TASK REQUIREMENTS. All of the entries need to be written out again, exactly as they are.

RECORDS FOR THE TASK.
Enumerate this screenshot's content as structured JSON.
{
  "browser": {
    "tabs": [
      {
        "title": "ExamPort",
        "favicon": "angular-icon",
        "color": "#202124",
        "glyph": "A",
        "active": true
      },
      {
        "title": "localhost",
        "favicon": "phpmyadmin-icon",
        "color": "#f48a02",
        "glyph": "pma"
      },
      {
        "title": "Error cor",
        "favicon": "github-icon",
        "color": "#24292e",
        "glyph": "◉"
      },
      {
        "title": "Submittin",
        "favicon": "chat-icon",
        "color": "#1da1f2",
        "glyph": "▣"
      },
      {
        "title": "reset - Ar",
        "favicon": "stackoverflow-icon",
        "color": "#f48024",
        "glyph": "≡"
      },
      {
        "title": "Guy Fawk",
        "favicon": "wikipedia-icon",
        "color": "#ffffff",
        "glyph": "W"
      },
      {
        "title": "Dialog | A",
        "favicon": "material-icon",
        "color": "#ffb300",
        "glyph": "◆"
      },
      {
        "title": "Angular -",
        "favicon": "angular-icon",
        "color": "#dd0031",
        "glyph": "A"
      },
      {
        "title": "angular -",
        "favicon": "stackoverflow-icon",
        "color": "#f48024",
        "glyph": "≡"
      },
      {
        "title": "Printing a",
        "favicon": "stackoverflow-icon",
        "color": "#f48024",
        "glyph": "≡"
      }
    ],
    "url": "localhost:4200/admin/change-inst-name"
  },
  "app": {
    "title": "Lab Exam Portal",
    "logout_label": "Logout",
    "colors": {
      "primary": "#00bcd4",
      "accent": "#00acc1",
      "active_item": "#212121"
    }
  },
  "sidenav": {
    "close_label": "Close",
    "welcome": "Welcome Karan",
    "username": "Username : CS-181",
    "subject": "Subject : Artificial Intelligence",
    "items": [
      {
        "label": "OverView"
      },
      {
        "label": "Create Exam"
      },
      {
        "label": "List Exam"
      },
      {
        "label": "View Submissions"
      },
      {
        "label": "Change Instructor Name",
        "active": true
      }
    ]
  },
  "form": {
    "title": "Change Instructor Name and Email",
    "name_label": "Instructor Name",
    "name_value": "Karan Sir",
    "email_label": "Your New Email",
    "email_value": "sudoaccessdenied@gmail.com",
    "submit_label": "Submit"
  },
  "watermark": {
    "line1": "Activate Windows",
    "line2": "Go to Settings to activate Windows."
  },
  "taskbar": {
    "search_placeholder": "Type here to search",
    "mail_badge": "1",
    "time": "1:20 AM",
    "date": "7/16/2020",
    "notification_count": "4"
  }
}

SOLUTION.
Enumerate this screenshot's content as structured JSON.
{
  "browser": {
    "tabs": [
      {
        "title": "ExamPort",
        "favicon": "angular-icon",
        "color": "#202124",
        "glyph": "A",
        "active": true
      },
      {
        "title": "localhost",
        "favicon": "phpmyadmin-icon",
        "color": "#f48a02",
        "glyph": "pma"
      },
      {
        "title": "Error cor",
        "favicon": "github-icon",
        "color": "#24292e",
        "glyph": "◉"
      },
      {
        "title": "Submittin",
        "favicon": "chat-icon",
        "color": "#1da1f2",
        "glyph": "▣"
      },
      {
        "title": "reset - Ar",
        "favicon": "stackoverflow-icon",
        "color": "#f48024",
        "glyph": "≡"
      },
      {
        "title": "Guy Fawk",
        "favicon": "wikipedia-icon",
        "color": "#ffffff",
        "glyph": "W"
      },
      {
        "title": "Dialog | A",
        "favicon": "material-icon",
        "color": "#ffb300",
        "glyph": "◆"
      },
      {
        "title": "Angular -",
        "favicon": "angular-icon",
        "color": "#dd0031",
        "glyph": "A"
      },
      {
        "title": "angular -",
        "favicon": "stackoverflow-icon",
        "color": "#f48024",
        "glyph": "≡"
      },
      {
        "title": "Printing a",
        "favicon": "stackoverflow-icon",
        "color": "#f48024",
        "glyph": "≡"
      }
    ],
    "url": "localhost:4200/admin/change-inst-name"
  },
  "app": {
    "title": "Lab Exam Portal",
    "logout_label": "Logout",
    "colors": {
      "primary": "#00bcd4",
      "accent": "#00acc1",
      "active_item": "#212121"
    }
  },
  "sidenav": {
    "close_label": "Close",
    "welcome": "Welcome Karan",
    "username": "Username : CS-181",
    "subject": "Subject : Artificial Intelligence",
    "items": [
      {
        "label": "OverView"
      },
      {
        "label": "Create Exam"
      },
      {
        "label": "List Exam"
      },
      {
        "label": "View Submissions"
      },
      {
        "label": "Change Instructor Name",
        "active": true
      }
    ]
  },
  "form": {
    "title": "Change Instructor Name and Email",
    "name_label": "Instructor Name",
    "name_value": "Karan Sir",
    "email_label": "Your New Email",
    "email_value": "sudoaccessdenied@gmail.com",
    "submit_label": "Submit"
  },
  "watermark": {
    "line1": "Activate Windows",
    "line2": "Go to Settings to activate Windows."
  },
  "taskbar": {
    "search_placeholder": "Type here to search",
    "mail_badge": "1",
    "time": "1:20 AM",
    "date": "7/16/2020",
    "notification_count": "4"
  }
}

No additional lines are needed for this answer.